### What you should do
Can you pull out each line of the data below that includes the word "exceções"?
================
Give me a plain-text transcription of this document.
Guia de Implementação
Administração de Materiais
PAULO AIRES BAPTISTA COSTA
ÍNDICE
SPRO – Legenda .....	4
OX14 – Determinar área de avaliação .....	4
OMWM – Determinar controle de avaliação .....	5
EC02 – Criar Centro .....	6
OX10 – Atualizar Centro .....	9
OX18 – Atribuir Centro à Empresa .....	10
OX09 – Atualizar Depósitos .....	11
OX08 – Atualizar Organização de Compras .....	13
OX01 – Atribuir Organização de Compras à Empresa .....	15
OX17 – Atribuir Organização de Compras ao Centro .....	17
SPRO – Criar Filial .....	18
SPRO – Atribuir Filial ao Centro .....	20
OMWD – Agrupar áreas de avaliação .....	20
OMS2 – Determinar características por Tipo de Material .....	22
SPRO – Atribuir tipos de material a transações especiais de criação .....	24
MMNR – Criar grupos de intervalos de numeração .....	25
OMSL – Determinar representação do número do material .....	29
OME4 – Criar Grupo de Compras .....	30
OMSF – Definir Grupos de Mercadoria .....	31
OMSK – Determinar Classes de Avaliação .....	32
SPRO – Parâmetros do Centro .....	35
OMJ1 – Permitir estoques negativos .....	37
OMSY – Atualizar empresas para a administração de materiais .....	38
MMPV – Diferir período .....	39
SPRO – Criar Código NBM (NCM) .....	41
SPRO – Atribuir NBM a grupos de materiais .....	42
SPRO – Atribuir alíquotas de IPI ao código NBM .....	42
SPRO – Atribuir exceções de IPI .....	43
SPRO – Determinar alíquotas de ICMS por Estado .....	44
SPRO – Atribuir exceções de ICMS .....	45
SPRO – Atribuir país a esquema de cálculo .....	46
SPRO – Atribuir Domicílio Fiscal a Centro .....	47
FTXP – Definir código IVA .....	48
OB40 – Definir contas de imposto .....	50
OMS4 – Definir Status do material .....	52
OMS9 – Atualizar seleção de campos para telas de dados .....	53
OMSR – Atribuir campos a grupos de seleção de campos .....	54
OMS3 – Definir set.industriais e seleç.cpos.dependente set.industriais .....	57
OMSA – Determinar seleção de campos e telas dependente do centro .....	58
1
================
### Result for this exercise
SPRO – Atribuir exceções de IPI .....	43
SPRO – Atribuir exceções de ICMS .....	45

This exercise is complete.